> _Stored entries_
○ ○ ○ ○ ○ ○ ○

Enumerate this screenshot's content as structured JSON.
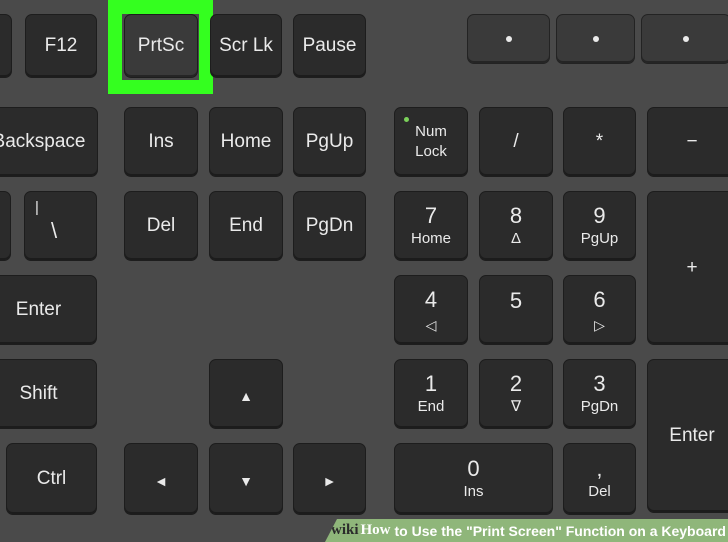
{
  "keys": {
    "f12": "F12",
    "prtsc": "PrtSc",
    "scrlk": "Scr Lk",
    "pause": "Pause",
    "backspace": "Backspace",
    "ins": "Ins",
    "home": "Home",
    "pgup": "PgUp",
    "del": "Del",
    "end": "End",
    "pgdn": "PgDn",
    "backslash_top": "|",
    "backslash": "\\",
    "enter": "Enter",
    "shift": "Shift",
    "ctrl": "Ctrl",
    "arrow_up": "▲",
    "arrow_left": "◄",
    "arrow_down": "▼",
    "arrow_right": "►"
  },
  "numpad": {
    "numlock_1": "Num",
    "numlock_2": "Lock",
    "divide": "/",
    "multiply": "*",
    "minus": "−",
    "plus": "+",
    "enter": "Enter",
    "k7": "7",
    "k7_sub": "Home",
    "k8": "8",
    "k8_sub": "Δ",
    "k9": "9",
    "k9_sub": "PgUp",
    "k4": "4",
    "k4_sub": "◁",
    "k5": "5",
    "k6": "6",
    "k6_sub": "▷",
    "k1": "1",
    "k1_sub": "End",
    "k2": "2",
    "k2_sub": "∇",
    "k3": "3",
    "k3_sub": "PgDn",
    "k0": "0",
    "k0_sub": "Ins",
    "kdot": "‚",
    "kdot_sub": "Del"
  },
  "caption": {
    "brand": "wiki",
    "how": "How",
    "text": "to Use the \"Print Screen\" Function on a Keyboard"
  },
  "colors": {
    "highlight": "#34ff1f",
    "banner": "#8fb67a",
    "background": "#4a4a4a",
    "key": "#2b2b2b"
  },
  "highlighted_key": "PrtSc"
}
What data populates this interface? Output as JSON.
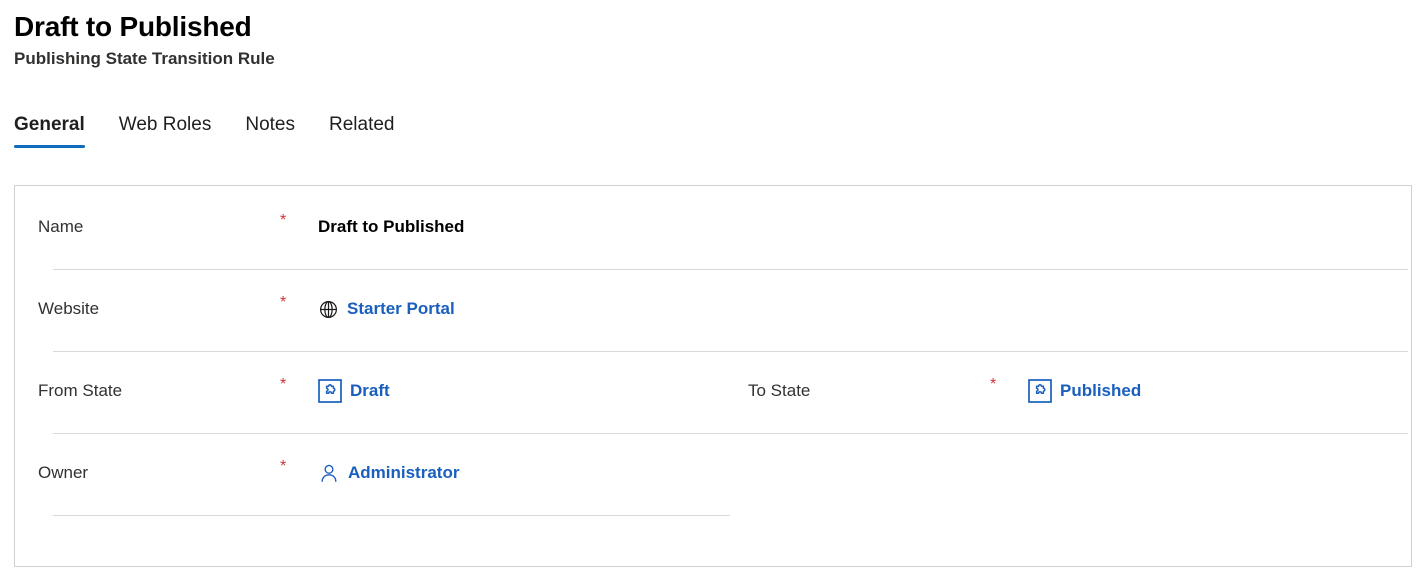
{
  "header": {
    "title": "Draft to Published",
    "subtitle": "Publishing State Transition Rule"
  },
  "tabs": [
    {
      "label": "General",
      "active": true
    },
    {
      "label": "Web Roles",
      "active": false
    },
    {
      "label": "Notes",
      "active": false
    },
    {
      "label": "Related",
      "active": false
    }
  ],
  "form": {
    "required_marker": "*",
    "fields": {
      "name": {
        "label": "Name",
        "value": "Draft to Published",
        "type": "text",
        "required": true
      },
      "website": {
        "label": "Website",
        "value": "Starter Portal",
        "type": "lookup",
        "icon": "globe-icon",
        "required": true
      },
      "from_state": {
        "label": "From State",
        "value": "Draft",
        "type": "lookup",
        "icon": "puzzle-piece-icon",
        "required": true
      },
      "to_state": {
        "label": "To State",
        "value": "Published",
        "type": "lookup",
        "icon": "puzzle-piece-icon",
        "required": true
      },
      "owner": {
        "label": "Owner",
        "value": "Administrator",
        "type": "lookup",
        "icon": "person-icon",
        "required": true
      }
    }
  },
  "colors": {
    "link": "#1a5fbd",
    "accent": "#0f6cbd",
    "required": "#d13438",
    "text": "#201f1e",
    "border": "#d2d0ce",
    "divider": "#d9d9d9"
  }
}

○ ○ ○ ○ ○ ○ ○

> _Given task_
Write the entries above out again exactly, but not the pictures.

> _Exercise output_
Enumerate this screenshot's content as structured JSON.
{
  "keys": {
    "f12": "F12",
    "prtsc": "PrtSc",
    "scrlk": "Scr Lk",
    "pause": "Pause",
    "backspace": "Backspace",
    "ins": "Ins",
    "home": "Home",
    "pgup": "PgUp",
    "del": "Del",
    "end": "End",
    "pgdn": "PgDn",
    "backslash_top": "|",
    "backslash": "\\",
    "enter": "Enter",
    "shift": "Shift",
    "ctrl": "Ctrl",
    "arrow_up": "▲",
    "arrow_left": "◄",
    "arrow_down": "▼",
    "arrow_right": "►"
  },
  "numpad": {
    "numlock_1": "Num",
    "numlock_2": "Lock",
    "divide": "/",
    "multiply": "*",
    "minus": "−",
    "plus": "+",
    "enter": "Enter",
    "k7": "7",
    "k7_sub": "Home",
    "k8": "8",
    "k8_sub": "Δ",
    "k9": "9",
    "k9_sub": "PgUp",
    "k4": "4",
    "k4_sub": "◁",
    "k5": "5",
    "k6": "6",
    "k6_sub": "▷",
    "k1": "1",
    "k1_sub": "End",
    "k2": "2",
    "k2_sub": "∇",
    "k3": "3",
    "k3_sub": "PgDn",
    "k0": "0",
    "k0_sub": "Ins",
    "kdot": "‚",
    "kdot_sub": "Del"
  },
  "caption": {
    "brand": "wiki",
    "how": "How",
    "text": "to Use the \"Print Screen\" Function on a Keyboard"
  },
  "colors": {
    "highlight": "#34ff1f",
    "banner": "#8fb67a",
    "background": "#4a4a4a",
    "key": "#2b2b2b"
  },
  "highlighted_key": "PrtSc"
}
What data populates this interface? Output as JSON.
{
  "header": {
    "title": "Draft to Published",
    "subtitle": "Publishing State Transition Rule"
  },
  "tabs": [
    {
      "label": "General",
      "active": true
    },
    {
      "label": "Web Roles",
      "active": false
    },
    {
      "label": "Notes",
      "active": false
    },
    {
      "label": "Related",
      "active": false
    }
  ],
  "form": {
    "required_marker": "*",
    "fields": {
      "name": {
        "label": "Name",
        "value": "Draft to Published",
        "type": "text",
        "required": true
      },
      "website": {
        "label": "Website",
        "value": "Starter Portal",
        "type": "lookup",
        "icon": "globe-icon",
        "required": true
      },
      "from_state": {
        "label": "From State",
        "value": "Draft",
        "type": "lookup",
        "icon": "puzzle-piece-icon",
        "required": true
      },
      "to_state": {
        "label": "To State",
        "value": "Published",
        "type": "lookup",
        "icon": "puzzle-piece-icon",
        "required": true
      },
      "owner": {
        "label": "Owner",
        "value": "Administrator",
        "type": "lookup",
        "icon": "person-icon",
        "required": true
      }
    }
  },
  "colors": {
    "link": "#1a5fbd",
    "accent": "#0f6cbd",
    "required": "#d13438",
    "text": "#201f1e",
    "border": "#d2d0ce",
    "divider": "#d9d9d9"
  }
}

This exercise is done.